Print the records again, character for character.

Material provided
## start

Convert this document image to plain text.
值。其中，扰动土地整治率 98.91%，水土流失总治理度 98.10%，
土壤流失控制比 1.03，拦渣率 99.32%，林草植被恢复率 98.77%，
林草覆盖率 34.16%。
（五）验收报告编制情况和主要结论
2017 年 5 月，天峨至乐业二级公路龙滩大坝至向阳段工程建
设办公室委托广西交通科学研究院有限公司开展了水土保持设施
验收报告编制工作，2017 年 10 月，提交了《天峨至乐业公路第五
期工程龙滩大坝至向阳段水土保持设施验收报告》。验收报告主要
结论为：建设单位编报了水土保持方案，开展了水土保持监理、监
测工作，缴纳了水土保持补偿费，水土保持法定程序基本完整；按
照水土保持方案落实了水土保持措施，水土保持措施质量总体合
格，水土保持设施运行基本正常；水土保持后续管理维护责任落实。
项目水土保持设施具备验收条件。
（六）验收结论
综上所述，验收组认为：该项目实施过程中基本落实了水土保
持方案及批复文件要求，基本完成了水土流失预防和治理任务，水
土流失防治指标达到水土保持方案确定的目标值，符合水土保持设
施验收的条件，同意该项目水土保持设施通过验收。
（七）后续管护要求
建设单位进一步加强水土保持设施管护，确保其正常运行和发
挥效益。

## end

Finished answer
Convert this document image to plain text.
值。其中，扰动土地整治率 98.91%，水土流失总治理度 98.10%，
土壤流失控制比 1.03，拦渣率 99.32%，林草植被恢复率 98.77%，
林草覆盖率 34.16%。
（五）验收报告编制情况和主要结论
2017 年 5 月，天峨至乐业二级公路龙滩大坝至向阳段工程建
设办公室委托广西交通科学研究院有限公司开展了水土保持设施
验收报告编制工作，2017 年 10 月，提交了《天峨至乐业公路第五
期工程龙滩大坝至向阳段水土保持设施验收报告》。验收报告主要
结论为：建设单位编报了水土保持方案，开展了水土保持监理、监
测工作，缴纳了水土保持补偿费，水土保持法定程序基本完整；按
照水土保持方案落实了水土保持措施，水土保持措施质量总体合
格，水土保持设施运行基本正常；水土保持后续管理维护责任落实。
项目水土保持设施具备验收条件。
（六）验收结论
综上所述，验收组认为：该项目实施过程中基本落实了水土保
持方案及批复文件要求，基本完成了水土流失预防和治理任务，水
土流失防治指标达到水土保持方案确定的目标值，符合水土保持设
施验收的条件，同意该项目水土保持设施通过验收。
（七）后续管护要求
建设单位进一步加强水土保持设施管护，确保其正常运行和发
挥效益。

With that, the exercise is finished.